→ **GOAL**
Extract the full listing below without altering a single character.

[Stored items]
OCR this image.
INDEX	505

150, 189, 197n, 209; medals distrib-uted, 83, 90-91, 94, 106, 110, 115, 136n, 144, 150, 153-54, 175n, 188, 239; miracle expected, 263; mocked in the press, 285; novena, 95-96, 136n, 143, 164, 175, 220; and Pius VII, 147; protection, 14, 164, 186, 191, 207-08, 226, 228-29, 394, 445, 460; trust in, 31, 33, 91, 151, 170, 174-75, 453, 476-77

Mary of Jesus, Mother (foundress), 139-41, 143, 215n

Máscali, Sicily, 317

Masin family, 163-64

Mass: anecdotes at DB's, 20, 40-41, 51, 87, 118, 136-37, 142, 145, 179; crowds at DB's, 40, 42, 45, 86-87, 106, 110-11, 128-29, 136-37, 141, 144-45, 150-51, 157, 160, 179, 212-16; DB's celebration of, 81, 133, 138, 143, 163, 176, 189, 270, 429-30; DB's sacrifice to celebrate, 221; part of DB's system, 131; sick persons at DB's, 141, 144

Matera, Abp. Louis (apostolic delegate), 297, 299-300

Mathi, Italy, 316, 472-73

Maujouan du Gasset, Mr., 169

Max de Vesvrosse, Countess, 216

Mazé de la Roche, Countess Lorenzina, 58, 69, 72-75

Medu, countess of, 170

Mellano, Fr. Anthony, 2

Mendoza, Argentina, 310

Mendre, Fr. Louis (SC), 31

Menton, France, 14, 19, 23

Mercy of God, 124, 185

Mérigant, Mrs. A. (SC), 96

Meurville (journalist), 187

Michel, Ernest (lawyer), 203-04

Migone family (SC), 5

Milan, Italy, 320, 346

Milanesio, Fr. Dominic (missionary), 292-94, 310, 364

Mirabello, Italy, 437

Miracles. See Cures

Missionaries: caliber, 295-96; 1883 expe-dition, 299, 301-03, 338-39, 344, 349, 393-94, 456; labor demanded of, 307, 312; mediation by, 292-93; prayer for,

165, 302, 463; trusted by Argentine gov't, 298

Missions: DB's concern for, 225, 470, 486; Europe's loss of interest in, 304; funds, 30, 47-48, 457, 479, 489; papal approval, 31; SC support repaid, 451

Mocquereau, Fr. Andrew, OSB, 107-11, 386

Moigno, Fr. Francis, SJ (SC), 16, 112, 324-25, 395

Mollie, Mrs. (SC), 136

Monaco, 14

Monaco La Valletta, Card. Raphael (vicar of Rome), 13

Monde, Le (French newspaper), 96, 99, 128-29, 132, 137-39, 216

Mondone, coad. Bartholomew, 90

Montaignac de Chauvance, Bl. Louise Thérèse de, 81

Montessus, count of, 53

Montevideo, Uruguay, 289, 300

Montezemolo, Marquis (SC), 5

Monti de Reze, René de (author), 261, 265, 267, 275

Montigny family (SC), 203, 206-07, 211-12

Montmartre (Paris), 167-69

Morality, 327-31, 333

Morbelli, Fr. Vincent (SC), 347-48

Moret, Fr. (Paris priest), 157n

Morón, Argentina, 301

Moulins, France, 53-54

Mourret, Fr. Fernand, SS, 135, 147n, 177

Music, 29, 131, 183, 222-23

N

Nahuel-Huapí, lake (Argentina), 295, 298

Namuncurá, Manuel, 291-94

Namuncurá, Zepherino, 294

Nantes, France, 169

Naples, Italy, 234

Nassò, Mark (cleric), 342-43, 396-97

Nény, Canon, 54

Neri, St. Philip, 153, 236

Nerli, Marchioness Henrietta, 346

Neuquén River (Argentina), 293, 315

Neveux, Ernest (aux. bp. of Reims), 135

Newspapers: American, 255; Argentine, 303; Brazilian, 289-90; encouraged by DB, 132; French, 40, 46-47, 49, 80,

→ **RESULT FOR THIS EXERCISE**
OCR this image.
INDEX	505

150, 189, 197n, 209; medals distrib-uted, 83, 90-91, 94, 106, 110, 115, 136n, 144, 150, 153-54, 175n, 188, 239; miracle expected, 263; mocked in the press, 285; novena, 95-96, 136n, 143, 164, 175, 220; and Pius VII, 147; protection, 14, 164, 186, 191, 207-08, 226, 228-29, 394, 445, 460; trust in, 31, 33, 91, 151, 170, 174-75, 453, 476-77

Mary of Jesus, Mother (foundress), 139-41, 143, 215n

Máscali, Sicily, 317

Masin family, 163-64

Mass: anecdotes at DB's, 20, 40-41, 51, 87, 118, 136-37, 142, 145, 179; crowds at DB's, 40, 42, 45, 86-87, 106, 110-11, 128-29, 136-37, 141, 144-45, 150-51, 157, 160, 179, 212-16; DB's celebration of, 81, 133, 138, 143, 163, 176, 189, 270, 429-30; DB's sacrifice to celebrate, 221; part of DB's system, 131; sick persons at DB's, 141, 144

Matera, Abp. Louis (apostolic delegate), 297, 299-300

Mathi, Italy, 316, 472-73

Maujouan du Gasset, Mr., 169

Max de Vesvrosse, Countess, 216

Mazé de la Roche, Countess Lorenzina, 58, 69, 72-75

Medu, countess of, 170

Mellano, Fr. Anthony, 2

Mendoza, Argentina, 310

Mendre, Fr. Louis (SC), 31

Menton, France, 14, 19, 23

Mercy of God, 124, 185

Mérigant, Mrs. A. (SC), 96

Meurville (journalist), 187

Michel, Ernest (lawyer), 203-04

Migone family (SC), 5

Milan, Italy, 320, 346

Milanesio, Fr. Dominic (missionary), 292-94, 310, 364

Mirabello, Italy, 437

Miracles. See Cures

Missionaries: caliber, 295-96; 1883 expe-dition, 299, 301-03, 338-39, 344, 349, 393-94, 456; labor demanded of, 307, 312; mediation by, 292-93; prayer for,

165, 302, 463; trusted by Argentine gov't, 298

Missions: DB's concern for, 225, 470, 486; Europe's loss of interest in, 304; funds, 30, 47-48, 457, 479, 489; papal approval, 31; SC support repaid, 451

Mocquereau, Fr. Andrew, OSB, 107-11, 386

Moigno, Fr. Francis, SJ (SC), 16, 112, 324-25, 395

Mollie, Mrs. (SC), 136

Monaco, 14

Monaco La Valletta, Card. Raphael (vicar of Rome), 13

Monde, Le (French newspaper), 96, 99, 128-29, 132, 137-39, 216

Mondone, coad. Bartholomew, 90

Montaignac de Chauvance, Bl. Louise Thérèse de, 81

Montessus, count of, 53

Montevideo, Uruguay, 289, 300

Montezemolo, Marquis (SC), 5

Monti de Reze, René de (author), 261, 265, 267, 275

Montigny family (SC), 203, 206-07, 211-12

Montmartre (Paris), 167-69

Morality, 327-31, 333

Morbelli, Fr. Vincent (SC), 347-48

Moret, Fr. (Paris priest), 157n

Morón, Argentina, 301

Moulins, France, 53-54

Mourret, Fr. Fernand, SS, 135, 147n, 177

Music, 29, 131, 183, 222-23

N

Nahuel-Huapí, lake (Argentina), 295, 298

Namuncurá, Manuel, 291-94

Namuncurá, Zepherino, 294

Nantes, France, 169

Naples, Italy, 234

Nassò, Mark (cleric), 342-43, 396-97

Nény, Canon, 54

Neri, St. Philip, 153, 236

Nerli, Marchioness Henrietta, 346

Neuquén River (Argentina), 293, 315

Neveux, Ernest (aux. bp. of Reims), 135

Newspapers: American, 255; Argentine, 303; Brazilian, 289-90; encouraged by DB, 132; French, 40, 46-47, 49, 80,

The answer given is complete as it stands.